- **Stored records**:
◆ ◆ ◆ ◆
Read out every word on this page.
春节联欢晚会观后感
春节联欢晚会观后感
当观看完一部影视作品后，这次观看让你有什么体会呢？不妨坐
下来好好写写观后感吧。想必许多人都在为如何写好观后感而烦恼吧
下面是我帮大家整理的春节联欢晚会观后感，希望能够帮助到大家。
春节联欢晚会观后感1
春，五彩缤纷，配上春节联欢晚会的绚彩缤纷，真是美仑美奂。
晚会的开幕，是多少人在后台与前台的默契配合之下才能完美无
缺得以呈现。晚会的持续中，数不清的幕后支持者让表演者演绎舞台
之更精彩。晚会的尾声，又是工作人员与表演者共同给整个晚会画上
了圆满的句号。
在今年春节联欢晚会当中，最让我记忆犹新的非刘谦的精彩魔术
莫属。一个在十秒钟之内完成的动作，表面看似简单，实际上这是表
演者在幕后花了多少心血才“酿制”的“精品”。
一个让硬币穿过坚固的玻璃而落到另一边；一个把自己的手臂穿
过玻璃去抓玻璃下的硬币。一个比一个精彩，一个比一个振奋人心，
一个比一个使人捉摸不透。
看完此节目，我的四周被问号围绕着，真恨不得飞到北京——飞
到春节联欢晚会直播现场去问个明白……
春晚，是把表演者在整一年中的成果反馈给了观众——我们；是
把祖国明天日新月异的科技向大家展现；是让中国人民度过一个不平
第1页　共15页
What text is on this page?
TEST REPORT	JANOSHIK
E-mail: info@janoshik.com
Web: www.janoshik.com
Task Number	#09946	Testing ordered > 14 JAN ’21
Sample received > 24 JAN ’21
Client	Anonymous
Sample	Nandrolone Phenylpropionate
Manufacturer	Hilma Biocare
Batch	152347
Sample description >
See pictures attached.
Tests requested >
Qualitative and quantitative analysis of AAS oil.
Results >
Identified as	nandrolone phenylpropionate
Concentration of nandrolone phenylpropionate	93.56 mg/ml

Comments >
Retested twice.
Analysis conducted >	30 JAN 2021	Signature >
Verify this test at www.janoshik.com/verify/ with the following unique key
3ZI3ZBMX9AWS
◆ ◆ ◆ ◆
For the listing above, identify each line bearing "Sample".

- **COMPLETE ANSWER**:
Sample received > 24 JAN ’21
Sample	Nandrolone Phenylpropionate
Sample description >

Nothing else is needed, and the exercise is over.